■ **Some records**
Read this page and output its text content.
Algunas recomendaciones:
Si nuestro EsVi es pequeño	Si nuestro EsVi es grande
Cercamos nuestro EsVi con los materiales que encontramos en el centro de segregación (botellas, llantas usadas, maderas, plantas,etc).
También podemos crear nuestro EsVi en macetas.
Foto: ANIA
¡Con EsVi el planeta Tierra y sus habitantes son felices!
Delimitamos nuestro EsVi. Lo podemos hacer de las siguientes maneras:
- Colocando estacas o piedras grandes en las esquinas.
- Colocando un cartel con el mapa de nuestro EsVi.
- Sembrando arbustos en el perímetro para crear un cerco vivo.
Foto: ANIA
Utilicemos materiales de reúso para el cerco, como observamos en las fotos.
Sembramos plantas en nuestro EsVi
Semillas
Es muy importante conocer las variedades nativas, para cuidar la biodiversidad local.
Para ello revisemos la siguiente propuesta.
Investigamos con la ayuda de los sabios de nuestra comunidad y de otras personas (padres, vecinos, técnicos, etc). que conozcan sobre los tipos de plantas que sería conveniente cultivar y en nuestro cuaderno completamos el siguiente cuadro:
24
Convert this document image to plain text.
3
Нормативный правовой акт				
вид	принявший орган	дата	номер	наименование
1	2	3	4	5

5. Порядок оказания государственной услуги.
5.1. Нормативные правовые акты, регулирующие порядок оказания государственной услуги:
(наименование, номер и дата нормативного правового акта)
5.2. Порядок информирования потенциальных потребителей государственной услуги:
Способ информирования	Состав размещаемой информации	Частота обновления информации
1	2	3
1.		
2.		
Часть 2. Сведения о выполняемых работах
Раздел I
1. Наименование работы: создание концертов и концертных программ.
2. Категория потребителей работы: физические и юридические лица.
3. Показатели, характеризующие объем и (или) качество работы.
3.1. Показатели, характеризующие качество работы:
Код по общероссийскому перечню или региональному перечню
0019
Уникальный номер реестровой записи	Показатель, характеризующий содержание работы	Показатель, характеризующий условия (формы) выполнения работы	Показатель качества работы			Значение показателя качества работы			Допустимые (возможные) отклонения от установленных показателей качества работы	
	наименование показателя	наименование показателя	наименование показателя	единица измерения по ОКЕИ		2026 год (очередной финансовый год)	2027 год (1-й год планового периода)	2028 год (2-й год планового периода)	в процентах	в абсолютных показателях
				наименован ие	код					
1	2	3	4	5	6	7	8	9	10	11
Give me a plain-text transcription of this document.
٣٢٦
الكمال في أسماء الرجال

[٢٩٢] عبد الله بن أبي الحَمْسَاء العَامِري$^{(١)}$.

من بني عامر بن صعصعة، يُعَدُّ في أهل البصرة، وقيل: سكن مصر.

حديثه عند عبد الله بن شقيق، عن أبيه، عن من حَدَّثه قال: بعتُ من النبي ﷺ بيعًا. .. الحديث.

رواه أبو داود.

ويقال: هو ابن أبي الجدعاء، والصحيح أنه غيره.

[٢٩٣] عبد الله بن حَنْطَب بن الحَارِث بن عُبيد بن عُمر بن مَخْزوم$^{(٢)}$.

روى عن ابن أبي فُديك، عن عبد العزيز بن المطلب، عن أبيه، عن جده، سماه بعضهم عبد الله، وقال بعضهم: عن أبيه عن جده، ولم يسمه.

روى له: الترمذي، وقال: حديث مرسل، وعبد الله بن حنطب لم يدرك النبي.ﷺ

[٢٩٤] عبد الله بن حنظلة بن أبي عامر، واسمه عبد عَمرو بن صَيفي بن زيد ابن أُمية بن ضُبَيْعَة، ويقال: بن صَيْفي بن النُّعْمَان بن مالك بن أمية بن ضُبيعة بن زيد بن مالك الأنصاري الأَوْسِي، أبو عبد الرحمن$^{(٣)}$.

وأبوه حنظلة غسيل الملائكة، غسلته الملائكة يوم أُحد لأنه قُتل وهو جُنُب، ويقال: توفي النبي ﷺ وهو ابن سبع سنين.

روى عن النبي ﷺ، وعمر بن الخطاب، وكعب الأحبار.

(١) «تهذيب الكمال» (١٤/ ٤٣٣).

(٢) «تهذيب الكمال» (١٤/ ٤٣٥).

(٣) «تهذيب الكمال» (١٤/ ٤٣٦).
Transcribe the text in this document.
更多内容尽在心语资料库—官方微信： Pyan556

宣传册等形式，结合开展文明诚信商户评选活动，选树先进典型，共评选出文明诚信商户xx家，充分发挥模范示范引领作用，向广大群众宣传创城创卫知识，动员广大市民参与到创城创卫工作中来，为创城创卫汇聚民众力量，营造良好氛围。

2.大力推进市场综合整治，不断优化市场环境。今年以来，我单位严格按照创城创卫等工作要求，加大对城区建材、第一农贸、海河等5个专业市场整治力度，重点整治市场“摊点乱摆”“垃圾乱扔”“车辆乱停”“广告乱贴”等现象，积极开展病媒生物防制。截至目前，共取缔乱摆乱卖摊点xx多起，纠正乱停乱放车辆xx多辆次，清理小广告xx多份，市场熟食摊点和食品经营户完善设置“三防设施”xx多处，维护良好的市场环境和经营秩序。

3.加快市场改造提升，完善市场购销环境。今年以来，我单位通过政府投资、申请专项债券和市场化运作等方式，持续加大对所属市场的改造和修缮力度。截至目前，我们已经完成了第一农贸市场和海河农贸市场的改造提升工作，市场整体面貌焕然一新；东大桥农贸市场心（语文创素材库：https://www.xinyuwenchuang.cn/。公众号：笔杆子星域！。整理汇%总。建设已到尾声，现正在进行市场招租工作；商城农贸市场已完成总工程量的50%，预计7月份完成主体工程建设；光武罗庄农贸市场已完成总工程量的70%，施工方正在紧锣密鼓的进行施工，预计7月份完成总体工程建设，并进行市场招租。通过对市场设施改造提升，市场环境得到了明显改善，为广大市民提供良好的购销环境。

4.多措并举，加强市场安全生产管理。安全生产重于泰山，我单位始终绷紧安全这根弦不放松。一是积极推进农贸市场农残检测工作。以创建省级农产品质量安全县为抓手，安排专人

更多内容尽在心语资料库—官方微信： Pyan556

■ **Objective**
Write out exactly the lines starting with the one that holds "Transcribe the text in this document." and running through the last line above.

■ **Exercise answer**
Transcribe the text in this document.
更多内容尽在心语资料库—官方微信： Pyan556

宣传册等形式，结合开展文明诚信商户评选活动，选树先进典型，共评选出文明诚信商户xx家，充分发挥模范示范引领作用，向广大群众宣传创城创卫知识，动员广大市民参与到创城创卫工作中来，为创城创卫汇聚民众力量，营造良好氛围。

2.大力推进市场综合整治，不断优化市场环境。今年以来，我单位严格按照创城创卫等工作要求，加大对城区建材、第一农贸、海河等5个专业市场整治力度，重点整治市场“摊点乱摆”“垃圾乱扔”“车辆乱停”“广告乱贴”等现象，积极开展病媒生物防制。截至目前，共取缔乱摆乱卖摊点xx多起，纠正乱停乱放车辆xx多辆次，清理小广告xx多份，市场熟食摊点和食品经营户完善设置“三防设施”xx多处，维护良好的市场环境和经营秩序。

3.加快市场改造提升，完善市场购销环境。今年以来，我单位通过政府投资、申请专项债券和市场化运作等方式，持续加大对所属市场的改造和修缮力度。截至目前，我们已经完成了第一农贸市场和海河农贸市场的改造提升工作，市场整体面貌焕然一新；东大桥农贸市场心（语文创素材库：https://www.xinyuwenchuang.cn/。公众号：笔杆子星域！。整理汇%总。建设已到尾声，现正在进行市场招租工作；商城农贸市场已完成总工程量的50%，预计7月份完成主体工程建设；光武罗庄农贸市场已完成总工程量的70%，施工方正在紧锣密鼓的进行施工，预计7月份完成总体工程建设，并进行市场招租。通过对市场设施改造提升，市场环境得到了明显改善，为广大市民提供良好的购销环境。

4.多措并举，加强市场安全生产管理。安全生产重于泰山，我单位始终绷紧安全这根弦不放松。一是积极推进农贸市场农残检测工作。以创建省级农产品质量安全县为抓手，安排专人

更多内容尽在心语资料库—官方微信： Pyan556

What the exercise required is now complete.